- AIM -
Examine the material below. Gather every line in which the string "possible" appears.
## START MATERIAL SUPPLIED
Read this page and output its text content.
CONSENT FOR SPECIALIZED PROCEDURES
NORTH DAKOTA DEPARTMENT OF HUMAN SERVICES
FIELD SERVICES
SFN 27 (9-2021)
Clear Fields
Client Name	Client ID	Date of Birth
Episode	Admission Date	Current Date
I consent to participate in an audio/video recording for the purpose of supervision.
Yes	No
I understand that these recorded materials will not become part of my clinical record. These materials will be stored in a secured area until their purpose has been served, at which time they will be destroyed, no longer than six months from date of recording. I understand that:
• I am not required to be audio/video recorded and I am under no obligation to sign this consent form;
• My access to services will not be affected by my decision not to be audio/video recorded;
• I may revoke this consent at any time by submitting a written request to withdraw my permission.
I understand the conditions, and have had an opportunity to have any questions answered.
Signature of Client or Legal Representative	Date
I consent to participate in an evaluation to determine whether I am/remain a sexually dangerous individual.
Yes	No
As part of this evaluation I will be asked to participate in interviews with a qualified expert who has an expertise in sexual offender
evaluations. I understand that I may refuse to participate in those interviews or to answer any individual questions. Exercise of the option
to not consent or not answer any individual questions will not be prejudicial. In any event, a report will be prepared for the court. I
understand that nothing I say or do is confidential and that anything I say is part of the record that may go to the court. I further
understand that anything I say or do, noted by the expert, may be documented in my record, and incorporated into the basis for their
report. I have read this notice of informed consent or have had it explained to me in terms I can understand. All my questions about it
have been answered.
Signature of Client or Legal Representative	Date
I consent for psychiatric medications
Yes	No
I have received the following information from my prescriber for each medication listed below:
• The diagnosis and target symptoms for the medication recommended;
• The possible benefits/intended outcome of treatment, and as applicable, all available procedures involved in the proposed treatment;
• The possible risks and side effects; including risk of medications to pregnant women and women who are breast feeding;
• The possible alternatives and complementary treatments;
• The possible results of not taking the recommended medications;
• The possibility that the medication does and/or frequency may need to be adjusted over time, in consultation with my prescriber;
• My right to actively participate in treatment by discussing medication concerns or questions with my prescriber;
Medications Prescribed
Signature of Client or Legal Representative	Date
## END MATERIAL SUPPLIED
- IN RESPONSE -
• The possible benefits/intended outcome of treatment, and as applicable, all available procedures involved in the proposed treatment;
• The possible risks and side effects; including risk of medications to pregnant women and women who are breast feeding;
• The possible alternatives and complementary treatments;
• The possible results of not taking the recommended medications;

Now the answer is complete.